### [OBJECTIVE]
Search the listing below for "Agencies". Copy each matching line.

### [DATA SHOWN]
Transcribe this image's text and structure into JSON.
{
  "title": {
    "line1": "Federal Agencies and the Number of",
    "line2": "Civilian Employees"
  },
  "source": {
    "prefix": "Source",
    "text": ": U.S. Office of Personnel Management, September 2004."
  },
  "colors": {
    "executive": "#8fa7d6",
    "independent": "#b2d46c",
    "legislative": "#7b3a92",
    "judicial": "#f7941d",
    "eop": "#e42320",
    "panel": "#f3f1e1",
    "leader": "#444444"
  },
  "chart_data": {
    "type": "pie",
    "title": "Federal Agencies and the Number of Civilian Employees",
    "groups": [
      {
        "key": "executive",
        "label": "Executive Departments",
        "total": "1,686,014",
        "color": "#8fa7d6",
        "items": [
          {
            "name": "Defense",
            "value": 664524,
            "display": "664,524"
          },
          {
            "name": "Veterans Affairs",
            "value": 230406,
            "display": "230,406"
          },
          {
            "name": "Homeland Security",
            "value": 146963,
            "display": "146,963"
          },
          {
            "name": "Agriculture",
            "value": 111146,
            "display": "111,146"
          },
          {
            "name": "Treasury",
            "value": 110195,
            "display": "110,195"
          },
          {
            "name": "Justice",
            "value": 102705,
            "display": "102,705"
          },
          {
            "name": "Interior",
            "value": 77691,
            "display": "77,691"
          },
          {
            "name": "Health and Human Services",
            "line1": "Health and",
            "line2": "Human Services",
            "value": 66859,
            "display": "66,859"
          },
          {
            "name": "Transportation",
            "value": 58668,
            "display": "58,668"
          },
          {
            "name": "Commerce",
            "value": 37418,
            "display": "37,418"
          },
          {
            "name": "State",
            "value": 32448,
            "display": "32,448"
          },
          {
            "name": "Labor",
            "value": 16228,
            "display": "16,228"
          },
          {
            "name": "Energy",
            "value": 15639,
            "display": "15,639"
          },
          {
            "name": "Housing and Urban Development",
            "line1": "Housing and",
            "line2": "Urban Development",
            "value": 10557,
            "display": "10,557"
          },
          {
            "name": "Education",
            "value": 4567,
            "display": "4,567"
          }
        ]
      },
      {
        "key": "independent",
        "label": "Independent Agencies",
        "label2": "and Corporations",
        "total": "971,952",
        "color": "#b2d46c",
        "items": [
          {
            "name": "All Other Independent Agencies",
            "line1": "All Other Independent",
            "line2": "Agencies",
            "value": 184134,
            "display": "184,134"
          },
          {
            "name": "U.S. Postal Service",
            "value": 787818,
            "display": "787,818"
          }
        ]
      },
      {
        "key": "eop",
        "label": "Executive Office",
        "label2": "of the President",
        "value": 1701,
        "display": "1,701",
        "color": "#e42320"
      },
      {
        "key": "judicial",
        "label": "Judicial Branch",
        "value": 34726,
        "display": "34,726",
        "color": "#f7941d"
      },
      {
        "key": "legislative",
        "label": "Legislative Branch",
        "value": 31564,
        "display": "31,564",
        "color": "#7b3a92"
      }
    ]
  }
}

### [FULL OUTPUT]
    "line1": "Federal Agencies and the Number of",
    "title": "Federal Agencies and the Number of Civilian Employees",
        "label": "Independent Agencies",
            "name": "All Other Independent Agencies",
            "line2": "Agencies",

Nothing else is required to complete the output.